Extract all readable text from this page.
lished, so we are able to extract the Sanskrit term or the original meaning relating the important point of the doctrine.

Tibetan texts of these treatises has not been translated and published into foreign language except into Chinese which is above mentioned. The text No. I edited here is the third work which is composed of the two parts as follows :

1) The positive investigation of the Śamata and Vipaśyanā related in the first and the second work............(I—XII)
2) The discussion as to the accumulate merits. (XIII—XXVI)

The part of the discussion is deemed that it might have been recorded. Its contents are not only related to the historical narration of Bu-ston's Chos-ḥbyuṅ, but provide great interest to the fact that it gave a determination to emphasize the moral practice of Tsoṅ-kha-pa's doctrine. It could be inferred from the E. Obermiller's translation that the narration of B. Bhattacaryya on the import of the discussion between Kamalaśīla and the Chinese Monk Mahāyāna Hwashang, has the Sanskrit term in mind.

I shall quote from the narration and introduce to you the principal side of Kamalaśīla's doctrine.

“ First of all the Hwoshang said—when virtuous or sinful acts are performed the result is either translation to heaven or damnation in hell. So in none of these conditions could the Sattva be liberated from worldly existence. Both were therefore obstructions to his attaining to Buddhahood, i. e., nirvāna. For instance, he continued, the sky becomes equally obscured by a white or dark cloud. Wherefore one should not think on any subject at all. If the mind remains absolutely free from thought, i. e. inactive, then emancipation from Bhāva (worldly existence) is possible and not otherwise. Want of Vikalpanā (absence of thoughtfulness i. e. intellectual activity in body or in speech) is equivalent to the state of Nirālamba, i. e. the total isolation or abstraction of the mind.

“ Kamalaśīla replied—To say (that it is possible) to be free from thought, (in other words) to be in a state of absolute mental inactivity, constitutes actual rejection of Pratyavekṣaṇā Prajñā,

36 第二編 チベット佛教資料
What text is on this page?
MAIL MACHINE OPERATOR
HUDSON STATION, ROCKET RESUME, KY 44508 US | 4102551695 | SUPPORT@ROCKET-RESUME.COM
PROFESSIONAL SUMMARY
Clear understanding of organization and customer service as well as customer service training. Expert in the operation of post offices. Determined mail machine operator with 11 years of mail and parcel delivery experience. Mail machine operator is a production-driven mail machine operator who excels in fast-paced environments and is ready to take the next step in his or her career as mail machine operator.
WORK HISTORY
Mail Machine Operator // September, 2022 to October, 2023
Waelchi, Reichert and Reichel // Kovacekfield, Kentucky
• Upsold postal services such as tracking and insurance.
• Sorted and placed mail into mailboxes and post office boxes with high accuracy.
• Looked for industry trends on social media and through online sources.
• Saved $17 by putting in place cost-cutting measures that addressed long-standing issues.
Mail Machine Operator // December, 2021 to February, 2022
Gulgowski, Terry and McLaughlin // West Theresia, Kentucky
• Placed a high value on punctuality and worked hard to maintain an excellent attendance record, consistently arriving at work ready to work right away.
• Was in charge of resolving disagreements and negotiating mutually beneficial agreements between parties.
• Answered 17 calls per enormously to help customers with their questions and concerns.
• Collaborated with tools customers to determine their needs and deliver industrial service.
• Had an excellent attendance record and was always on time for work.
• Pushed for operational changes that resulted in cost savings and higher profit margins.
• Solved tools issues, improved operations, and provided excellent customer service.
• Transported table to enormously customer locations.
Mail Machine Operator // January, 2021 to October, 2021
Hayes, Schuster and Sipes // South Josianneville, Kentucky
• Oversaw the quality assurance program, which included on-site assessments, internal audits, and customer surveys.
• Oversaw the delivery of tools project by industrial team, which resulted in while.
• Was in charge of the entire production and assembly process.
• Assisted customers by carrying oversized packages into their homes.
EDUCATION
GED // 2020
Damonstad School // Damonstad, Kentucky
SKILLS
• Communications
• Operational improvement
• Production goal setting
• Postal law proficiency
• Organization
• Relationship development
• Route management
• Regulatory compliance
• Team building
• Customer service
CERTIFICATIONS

────

• TASK TO COMPLETE
Scan the data above and copy every line with "October" in it.

• CORRECT ANSWER
Mail Machine Operator // September, 2022 to October, 2023
Mail Machine Operator // January, 2021 to October, 2021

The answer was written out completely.